>> START Input records

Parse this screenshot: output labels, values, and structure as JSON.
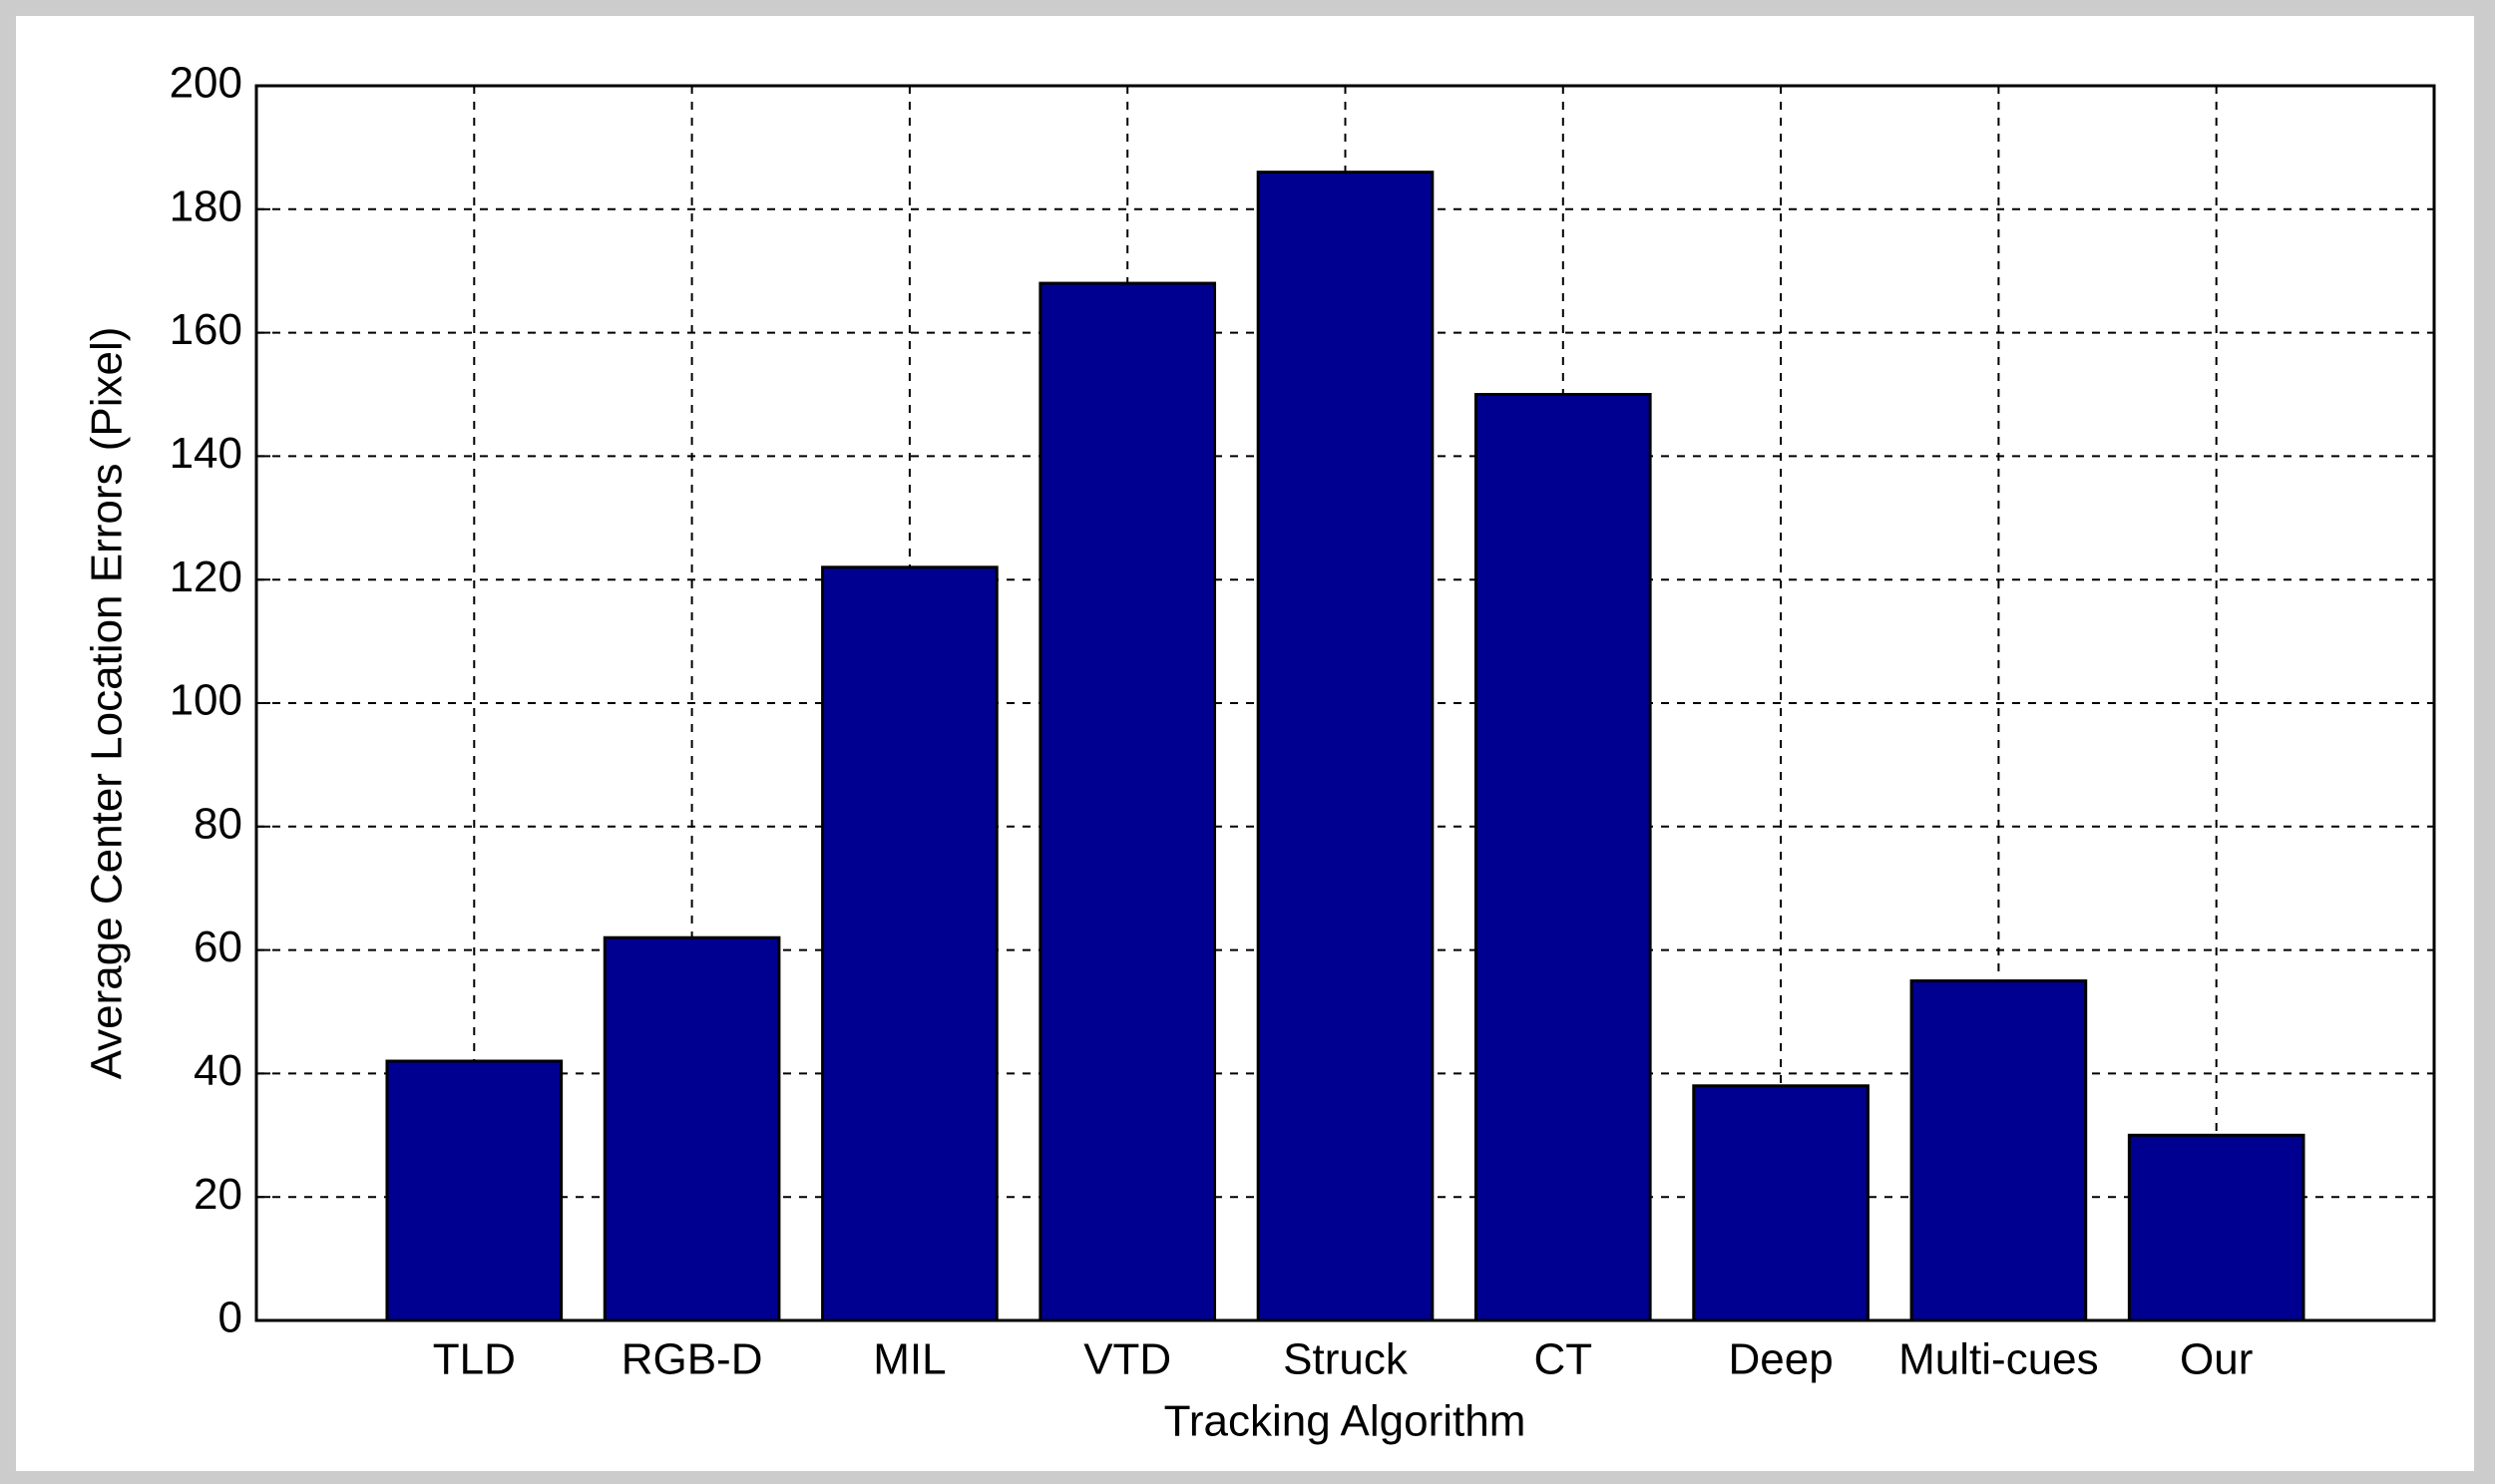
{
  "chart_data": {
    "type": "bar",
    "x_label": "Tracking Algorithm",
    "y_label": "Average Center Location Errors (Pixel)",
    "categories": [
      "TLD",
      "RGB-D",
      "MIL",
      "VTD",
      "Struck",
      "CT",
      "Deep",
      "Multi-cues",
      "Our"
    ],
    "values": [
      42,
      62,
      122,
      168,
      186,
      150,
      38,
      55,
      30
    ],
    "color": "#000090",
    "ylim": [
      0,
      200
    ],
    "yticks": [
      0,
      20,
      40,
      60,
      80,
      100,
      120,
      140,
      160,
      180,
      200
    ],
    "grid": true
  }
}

>> END Input records

Give the number of lines containing the word "values". No other answer is needed.

*Written solution*
2